Rows from a dataset
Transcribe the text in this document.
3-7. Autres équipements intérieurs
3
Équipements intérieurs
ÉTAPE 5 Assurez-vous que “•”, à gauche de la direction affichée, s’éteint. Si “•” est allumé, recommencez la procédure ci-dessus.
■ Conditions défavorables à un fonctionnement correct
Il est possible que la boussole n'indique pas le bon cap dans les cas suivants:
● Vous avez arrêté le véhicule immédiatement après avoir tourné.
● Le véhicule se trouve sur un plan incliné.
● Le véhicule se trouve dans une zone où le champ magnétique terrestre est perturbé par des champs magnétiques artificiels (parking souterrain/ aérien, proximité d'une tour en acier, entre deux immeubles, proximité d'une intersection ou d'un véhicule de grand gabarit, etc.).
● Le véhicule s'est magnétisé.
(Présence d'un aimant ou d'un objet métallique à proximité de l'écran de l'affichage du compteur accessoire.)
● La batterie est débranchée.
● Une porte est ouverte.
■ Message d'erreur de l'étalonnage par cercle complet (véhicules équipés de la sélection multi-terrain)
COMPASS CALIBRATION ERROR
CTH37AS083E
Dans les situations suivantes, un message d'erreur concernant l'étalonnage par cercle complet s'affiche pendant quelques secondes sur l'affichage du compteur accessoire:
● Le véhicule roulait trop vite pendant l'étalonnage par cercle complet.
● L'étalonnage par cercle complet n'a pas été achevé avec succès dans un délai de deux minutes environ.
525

REQUEST = Find the lines that include the string "complet", then copy each of them.

REPLY TO THE EXERCISE =
■ Message d'erreur de l'étalonnage par cercle complet (véhicules équipés de la sélection multi-terrain)
Dans les situations suivantes, un message d'erreur concernant l'étalonnage par cercle complet s'affiche pendant quelques secondes sur l'affichage du compteur accessoire:
● Le véhicule roulait trop vite pendant l'étalonnage par cercle complet.
● L'étalonnage par cercle complet n'a pas été achevé avec succès dans un délai de deux minutes environ.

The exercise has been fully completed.